- **WORK TO COMPLETE**
Transcribe the records below in full; pictures stay out of the copy.
--- --- ---
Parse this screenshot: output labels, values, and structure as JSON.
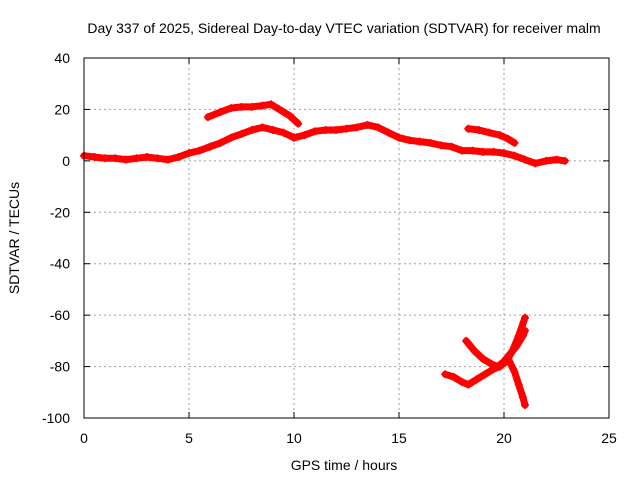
{
  "chart_data": {
    "type": "scatter",
    "title": "Day 337 of 2025, Sidereal Day-to-day VTEC variation (SDTVAR) for receiver malm",
    "xlabel": "GPS time / hours",
    "ylabel": "SDTVAR / TECUs",
    "xlim": [
      0,
      25
    ],
    "ylim": [
      -100,
      40
    ],
    "xticks": [
      "0",
      "5",
      "10",
      "15",
      "20",
      "25"
    ],
    "yticks": [
      "40",
      "20",
      "0",
      "-20",
      "-40",
      "-60",
      "-80",
      "-100"
    ],
    "grid": true,
    "marker": "plus",
    "color": "#ff0000",
    "series": [
      {
        "name": "main-trace",
        "x": [
          0,
          0.5,
          1,
          1.5,
          2,
          2.5,
          3,
          3.5,
          4,
          4.5,
          5,
          5.5,
          6,
          6.5,
          7,
          7.5,
          8,
          8.5,
          9,
          9.5,
          10,
          10.5,
          11,
          11.5,
          12,
          12.5,
          13,
          13.5,
          14,
          14.5,
          15,
          15.5,
          16,
          16.5,
          17,
          17.5,
          18,
          18.5,
          19,
          19.5,
          20,
          20.5,
          21,
          21.5,
          22,
          22.5,
          22.9
        ],
        "y": [
          2,
          1.5,
          1,
          1,
          0.5,
          1,
          1.5,
          1,
          0.5,
          1.5,
          3,
          4,
          5.5,
          7,
          9,
          10.5,
          12,
          13,
          12,
          11,
          9,
          10,
          11.5,
          12,
          12,
          12.5,
          13,
          14,
          13,
          11,
          9,
          8,
          7.5,
          7,
          6,
          5.5,
          4,
          4,
          3.5,
          3.5,
          3,
          2,
          0.5,
          -1,
          0,
          0.5,
          0
        ]
      },
      {
        "name": "upper-branch-1",
        "x": [
          5.9,
          6.5,
          7,
          7.5,
          8,
          8.5,
          8.9,
          9.3,
          9.8,
          10.2
        ],
        "y": [
          17,
          19,
          20.5,
          21,
          21,
          21.5,
          22,
          20,
          17.5,
          14.5
        ]
      },
      {
        "name": "upper-branch-2",
        "x": [
          18.3,
          18.8,
          19.3,
          19.8,
          20.2,
          20.5
        ],
        "y": [
          12.5,
          12,
          11,
          10,
          8.5,
          7
        ]
      },
      {
        "name": "lower-branch-1",
        "x": [
          17.2,
          17.6,
          18,
          18.3,
          18.7,
          19.1,
          19.5,
          19.8,
          20.1,
          20.4,
          20.7,
          21
        ],
        "y": [
          -83,
          -84,
          -86,
          -87,
          -85,
          -83,
          -81,
          -80,
          -78,
          -74,
          -68,
          -61
        ]
      },
      {
        "name": "lower-branch-2",
        "x": [
          18.2,
          18.6,
          19,
          19.4,
          19.7,
          20,
          20.3,
          20.6,
          20.9,
          21
        ],
        "y": [
          -70,
          -74,
          -77,
          -79,
          -80,
          -78,
          -75,
          -72,
          -68,
          -66
        ]
      },
      {
        "name": "lower-branch-3",
        "x": [
          20.2,
          20.5,
          20.7,
          20.9,
          21
        ],
        "y": [
          -77,
          -82,
          -87,
          -92,
          -95
        ]
      }
    ]
  }
}
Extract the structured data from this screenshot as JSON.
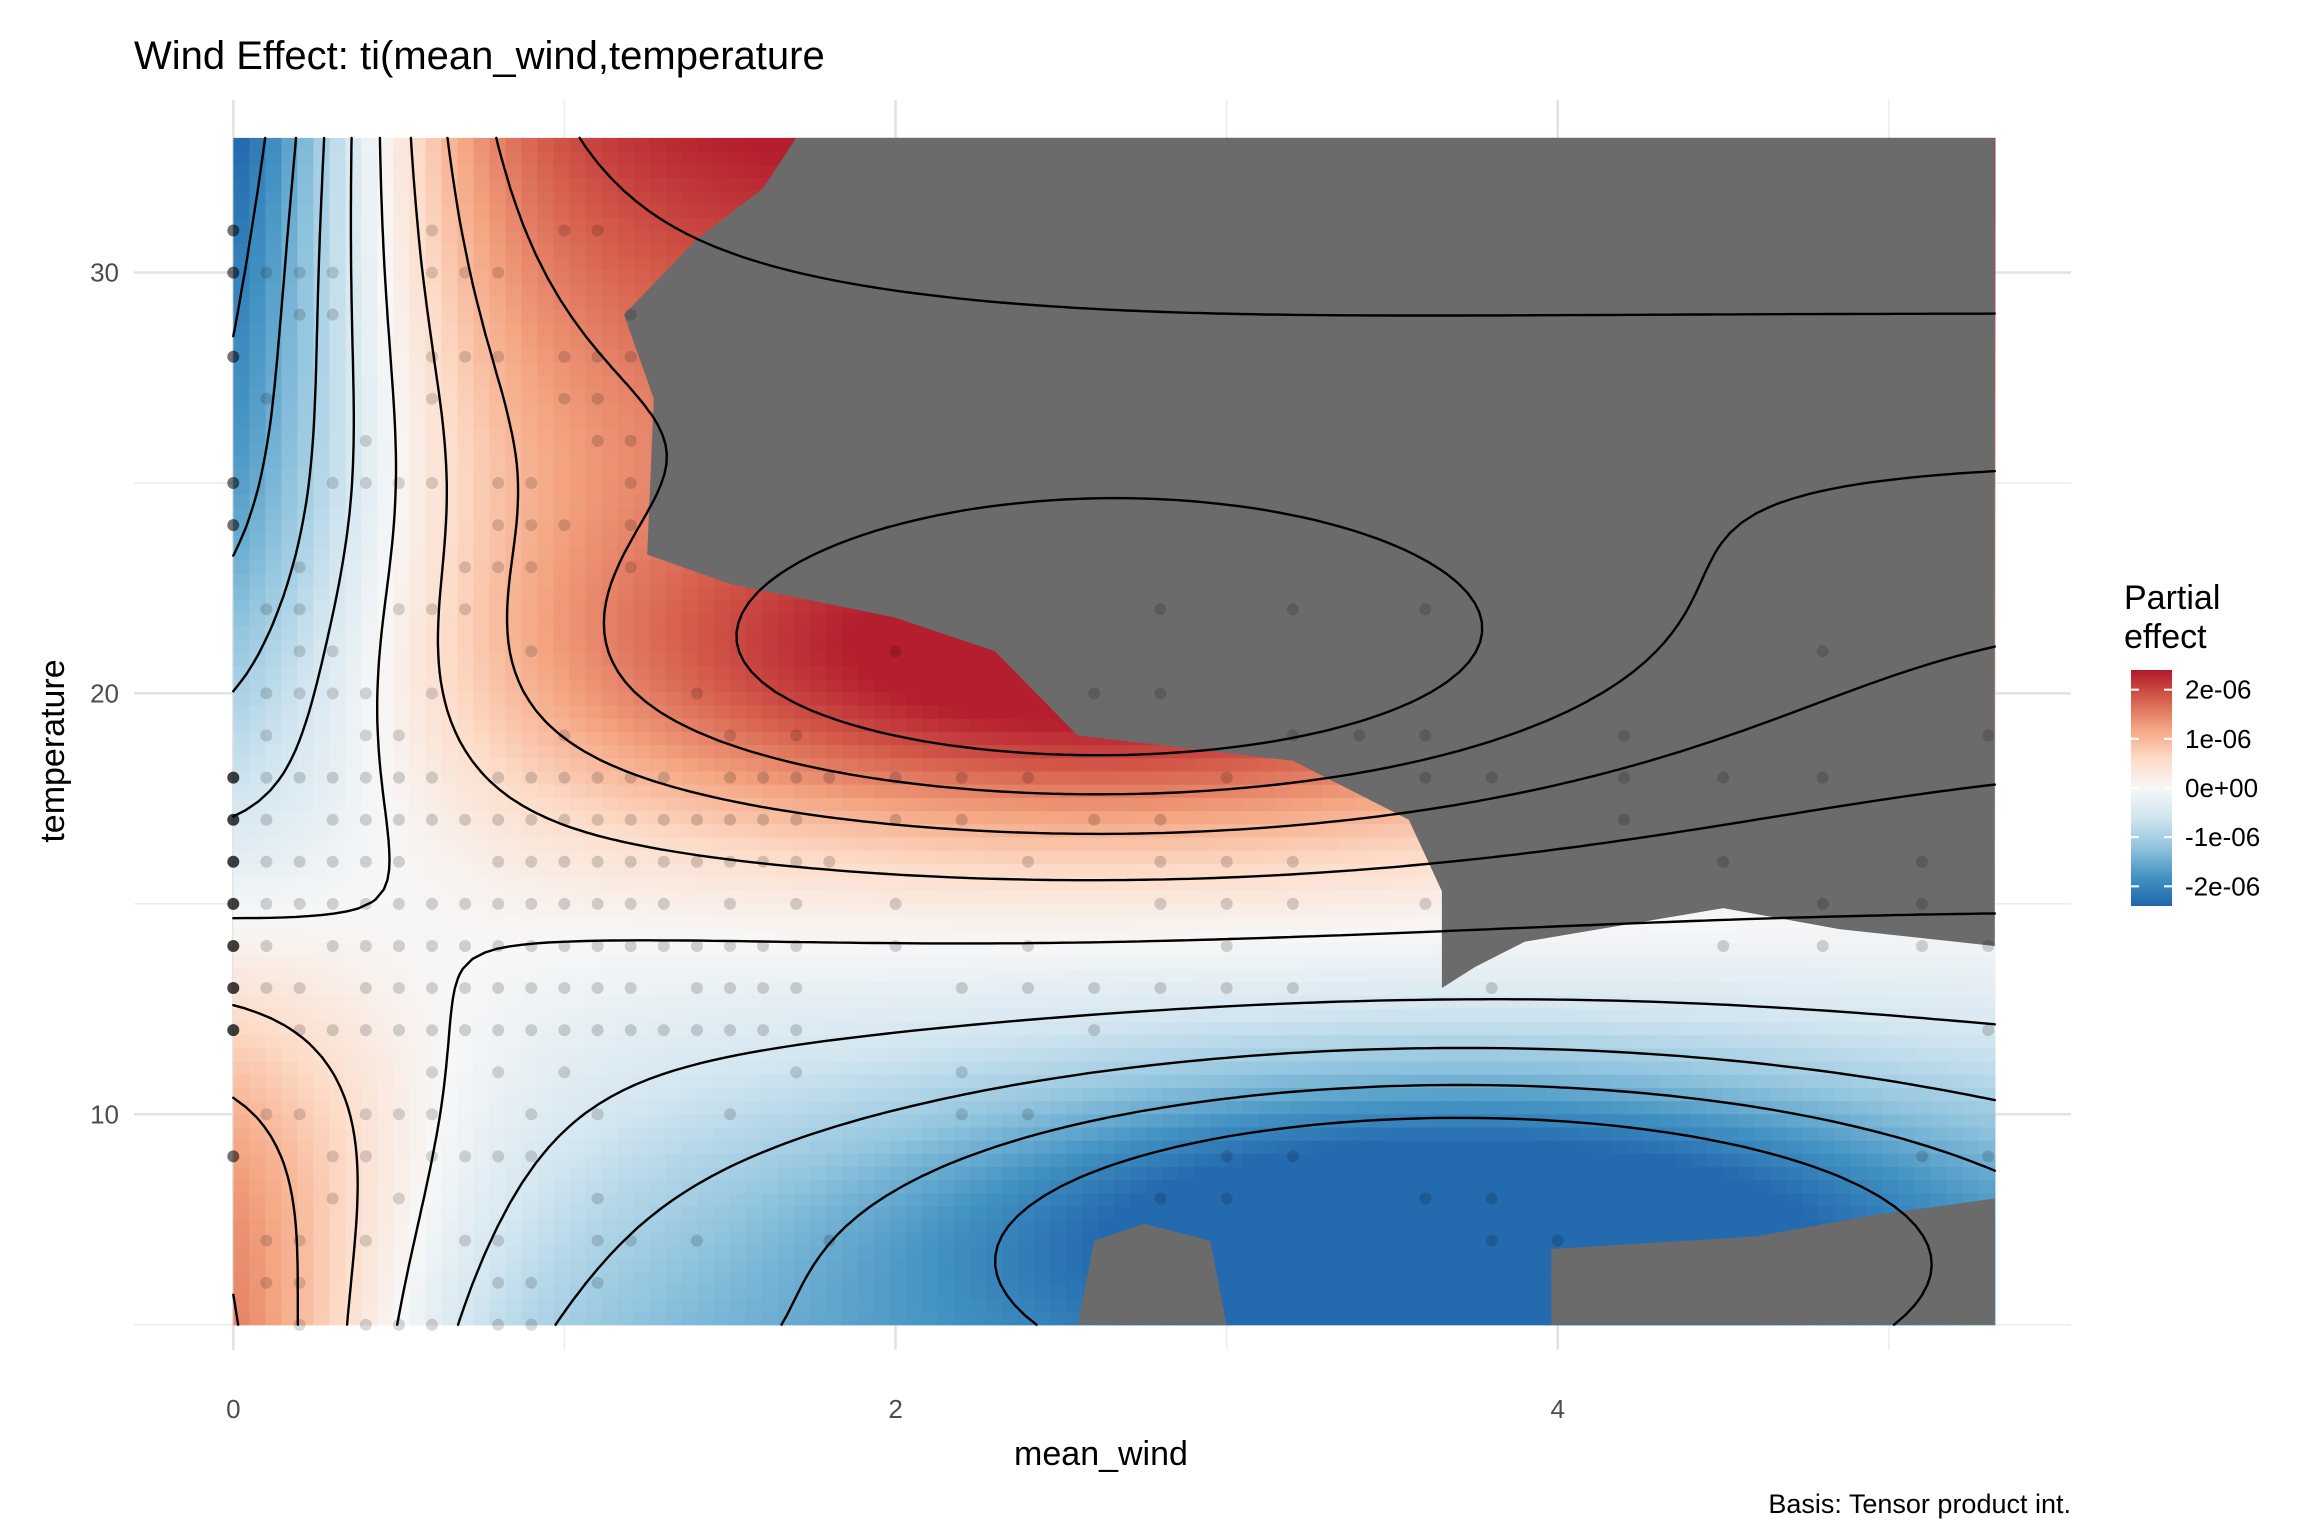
{
  "chart_data": {
    "type": "heatmap",
    "title": "Wind Effect: ti(mean_wind,temperature",
    "xlabel": "mean_wind",
    "ylabel": "temperature",
    "caption": "Basis: Tensor product int.",
    "xlim": [
      -0.3,
      5.55
    ],
    "ylim": [
      4.4,
      34.1
    ],
    "x_data_range": [
      0,
      5.32
    ],
    "y_data_range": [
      5,
      33.2
    ],
    "x_ticks": [
      0,
      2,
      4
    ],
    "x_tick_labels": [
      "0",
      "2",
      "4"
    ],
    "y_ticks": [
      10,
      20,
      30
    ],
    "y_tick_labels": [
      "10",
      "20",
      "30"
    ],
    "x_minor_ticks": [
      1,
      3,
      5
    ],
    "y_minor_ticks": [
      5,
      15,
      25
    ],
    "grid": true,
    "na_color": "#6b6b6b",
    "legend": {
      "title_line1": "Partial",
      "title_line2": "effect",
      "position": "right",
      "scale_min": -2.4e-06,
      "scale_max": 2.4e-06,
      "breaks": [
        2e-06,
        1e-06,
        0,
        -1e-06,
        -2e-06
      ],
      "labels": [
        "2e-06",
        "1e-06",
        "0e+00",
        "-1e-06",
        "-2e-06"
      ],
      "palette": [
        "#2166ac",
        "#4393c3",
        "#92c5de",
        "#d1e5f0",
        "#f7f7f7",
        "#fddbc7",
        "#f4a582",
        "#d6604d",
        "#b2182b"
      ]
    },
    "contour_levels": [
      -2e-06,
      -1.5e-06,
      -1e-06,
      -5e-07,
      0,
      5e-07,
      1e-06,
      1.5e-06,
      2e-06
    ],
    "missing_regions": [
      [
        [
          1.7,
          33.2
        ],
        [
          5.32,
          33.2
        ],
        [
          5.32,
          14.0
        ],
        [
          4.85,
          14.4
        ],
        [
          4.5,
          14.9
        ],
        [
          3.9,
          14.1
        ],
        [
          3.75,
          13.5
        ],
        [
          3.65,
          13.0
        ],
        [
          3.65,
          15.3
        ],
        [
          3.55,
          17.0
        ],
        [
          3.2,
          18.4
        ],
        [
          2.55,
          19.0
        ],
        [
          2.3,
          21.0
        ],
        [
          2.0,
          21.8
        ],
        [
          1.5,
          22.6
        ],
        [
          1.25,
          23.3
        ],
        [
          1.27,
          27.0
        ],
        [
          1.18,
          29.0
        ],
        [
          1.4,
          30.8
        ],
        [
          1.6,
          32.0
        ]
      ],
      [
        [
          2.55,
          5.0
        ],
        [
          2.6,
          7.0
        ],
        [
          2.75,
          7.4
        ],
        [
          2.95,
          7.0
        ],
        [
          3.0,
          5.0
        ]
      ],
      [
        [
          3.98,
          5.0
        ],
        [
          3.98,
          6.8
        ],
        [
          4.6,
          7.1
        ],
        [
          4.95,
          7.6
        ],
        [
          5.32,
          8.0
        ],
        [
          5.32,
          5.0
        ]
      ]
    ],
    "points": {
      "x_values": [
        0,
        0.1,
        0.2,
        0.3,
        0.4,
        0.5,
        0.6,
        0.7,
        0.8,
        0.9,
        1.0,
        1.1,
        1.2,
        1.3,
        1.4,
        1.5,
        1.6,
        1.7,
        1.8,
        2.0,
        2.2,
        2.4,
        2.6,
        2.8,
        3.0,
        3.2,
        3.4,
        3.6,
        3.8,
        4.0,
        4.2,
        4.5,
        4.8,
        5.1,
        5.3
      ],
      "dense_temperatures": [
        12,
        13,
        14,
        15,
        16,
        17,
        18
      ]
    }
  }
}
--- --- ---
- **EXERCISE ANSWER**
Parse this screenshot: output labels, values, and structure as JSON.
{
  "chart_data": {
    "type": "scatter",
    "title": "Day 337 of 2025, Sidereal Day-to-day VTEC variation (SDTVAR) for receiver malm",
    "xlabel": "GPS time / hours",
    "ylabel": "SDTVAR / TECUs",
    "xlim": [
      0,
      25
    ],
    "ylim": [
      -100,
      40
    ],
    "xticks": [
      "0",
      "5",
      "10",
      "15",
      "20",
      "25"
    ],
    "yticks": [
      "40",
      "20",
      "0",
      "-20",
      "-40",
      "-60",
      "-80",
      "-100"
    ],
    "grid": true,
    "marker": "plus",
    "color": "#ff0000",
    "series": [
      {
        "name": "main-trace",
        "x": [
          0,
          0.5,
          1,
          1.5,
          2,
          2.5,
          3,
          3.5,
          4,
          4.5,
          5,
          5.5,
          6,
          6.5,
          7,
          7.5,
          8,
          8.5,
          9,
          9.5,
          10,
          10.5,
          11,
          11.5,
          12,
          12.5,
          13,
          13.5,
          14,
          14.5,
          15,
          15.5,
          16,
          16.5,
          17,
          17.5,
          18,
          18.5,
          19,
          19.5,
          20,
          20.5,
          21,
          21.5,
          22,
          22.5,
          22.9
        ],
        "y": [
          2,
          1.5,
          1,
          1,
          0.5,
          1,
          1.5,
          1,
          0.5,
          1.5,
          3,
          4,
          5.5,
          7,
          9,
          10.5,
          12,
          13,
          12,
          11,
          9,
          10,
          11.5,
          12,
          12,
          12.5,
          13,
          14,
          13,
          11,
          9,
          8,
          7.5,
          7,
          6,
          5.5,
          4,
          4,
          3.5,
          3.5,
          3,
          2,
          0.5,
          -1,
          0,
          0.5,
          0
        ]
      },
      {
        "name": "upper-branch-1",
        "x": [
          5.9,
          6.5,
          7,
          7.5,
          8,
          8.5,
          8.9,
          9.3,
          9.8,
          10.2
        ],
        "y": [
          17,
          19,
          20.5,
          21,
          21,
          21.5,
          22,
          20,
          17.5,
          14.5
        ]
      },
      {
        "name": "upper-branch-2",
        "x": [
          18.3,
          18.8,
          19.3,
          19.8,
          20.2,
          20.5
        ],
        "y": [
          12.5,
          12,
          11,
          10,
          8.5,
          7
        ]
      },
      {
        "name": "lower-branch-1",
        "x": [
          17.2,
          17.6,
          18,
          18.3,
          18.7,
          19.1,
          19.5,
          19.8,
          20.1,
          20.4,
          20.7,
          21
        ],
        "y": [
          -83,
          -84,
          -86,
          -87,
          -85,
          -83,
          -81,
          -80,
          -78,
          -74,
          -68,
          -61
        ]
      },
      {
        "name": "lower-branch-2",
        "x": [
          18.2,
          18.6,
          19,
          19.4,
          19.7,
          20,
          20.3,
          20.6,
          20.9,
          21
        ],
        "y": [
          -70,
          -74,
          -77,
          -79,
          -80,
          -78,
          -75,
          -72,
          -68,
          -66
        ]
      },
      {
        "name": "lower-branch-3",
        "x": [
          20.2,
          20.5,
          20.7,
          20.9,
          21
        ],
        "y": [
          -77,
          -82,
          -87,
          -92,
          -95
        ]
      }
    ]
  }
}
Extract the structured data from this screenshot as JSON.
{
  "chart_data": {
    "type": "heatmap",
    "title": "Wind Effect: ti(mean_wind,temperature",
    "xlabel": "mean_wind",
    "ylabel": "temperature",
    "caption": "Basis: Tensor product int.",
    "xlim": [
      -0.3,
      5.55
    ],
    "ylim": [
      4.4,
      34.1
    ],
    "x_data_range": [
      0,
      5.32
    ],
    "y_data_range": [
      5,
      33.2
    ],
    "x_ticks": [
      0,
      2,
      4
    ],
    "x_tick_labels": [
      "0",
      "2",
      "4"
    ],
    "y_ticks": [
      10,
      20,
      30
    ],
    "y_tick_labels": [
      "10",
      "20",
      "30"
    ],
    "x_minor_ticks": [
      1,
      3,
      5
    ],
    "y_minor_ticks": [
      5,
      15,
      25
    ],
    "grid": true,
    "na_color": "#6b6b6b",
    "legend": {
      "title_line1": "Partial",
      "title_line2": "effect",
      "position": "right",
      "scale_min": -2.4e-06,
      "scale_max": 2.4e-06,
      "breaks": [
        2e-06,
        1e-06,
        0,
        -1e-06,
        -2e-06
      ],
      "labels": [
        "2e-06",
        "1e-06",
        "0e+00",
        "-1e-06",
        "-2e-06"
      ],
      "palette": [
        "#2166ac",
        "#4393c3",
        "#92c5de",
        "#d1e5f0",
        "#f7f7f7",
        "#fddbc7",
        "#f4a582",
        "#d6604d",
        "#b2182b"
      ]
    },
    "contour_levels": [
      -2e-06,
      -1.5e-06,
      -1e-06,
      -5e-07,
      0,
      5e-07,
      1e-06,
      1.5e-06,
      2e-06
    ],
    "missing_regions": [
      [
        [
          1.7,
          33.2
        ],
        [
          5.32,
          33.2
        ],
        [
          5.32,
          14.0
        ],
        [
          4.85,
          14.4
        ],
        [
          4.5,
          14.9
        ],
        [
          3.9,
          14.1
        ],
        [
          3.75,
          13.5
        ],
        [
          3.65,
          13.0
        ],
        [
          3.65,
          15.3
        ],
        [
          3.55,
          17.0
        ],
        [
          3.2,
          18.4
        ],
        [
          2.55,
          19.0
        ],
        [
          2.3,
          21.0
        ],
        [
          2.0,
          21.8
        ],
        [
          1.5,
          22.6
        ],
        [
          1.25,
          23.3
        ],
        [
          1.27,
          27.0
        ],
        [
          1.18,
          29.0
        ],
        [
          1.4,
          30.8
        ],
        [
          1.6,
          32.0
        ]
      ],
      [
        [
          2.55,
          5.0
        ],
        [
          2.6,
          7.0
        ],
        [
          2.75,
          7.4
        ],
        [
          2.95,
          7.0
        ],
        [
          3.0,
          5.0
        ]
      ],
      [
        [
          3.98,
          5.0
        ],
        [
          3.98,
          6.8
        ],
        [
          4.6,
          7.1
        ],
        [
          4.95,
          7.6
        ],
        [
          5.32,
          8.0
        ],
        [
          5.32,
          5.0
        ]
      ]
    ],
    "points": {
      "x_values": [
        0,
        0.1,
        0.2,
        0.3,
        0.4,
        0.5,
        0.6,
        0.7,
        0.8,
        0.9,
        1.0,
        1.1,
        1.2,
        1.3,
        1.4,
        1.5,
        1.6,
        1.7,
        1.8,
        2.0,
        2.2,
        2.4,
        2.6,
        2.8,
        3.0,
        3.2,
        3.4,
        3.6,
        3.8,
        4.0,
        4.2,
        4.5,
        4.8,
        5.1,
        5.3
      ],
      "dense_temperatures": [
        12,
        13,
        14,
        15,
        16,
        17,
        18
      ]
    }
  }
}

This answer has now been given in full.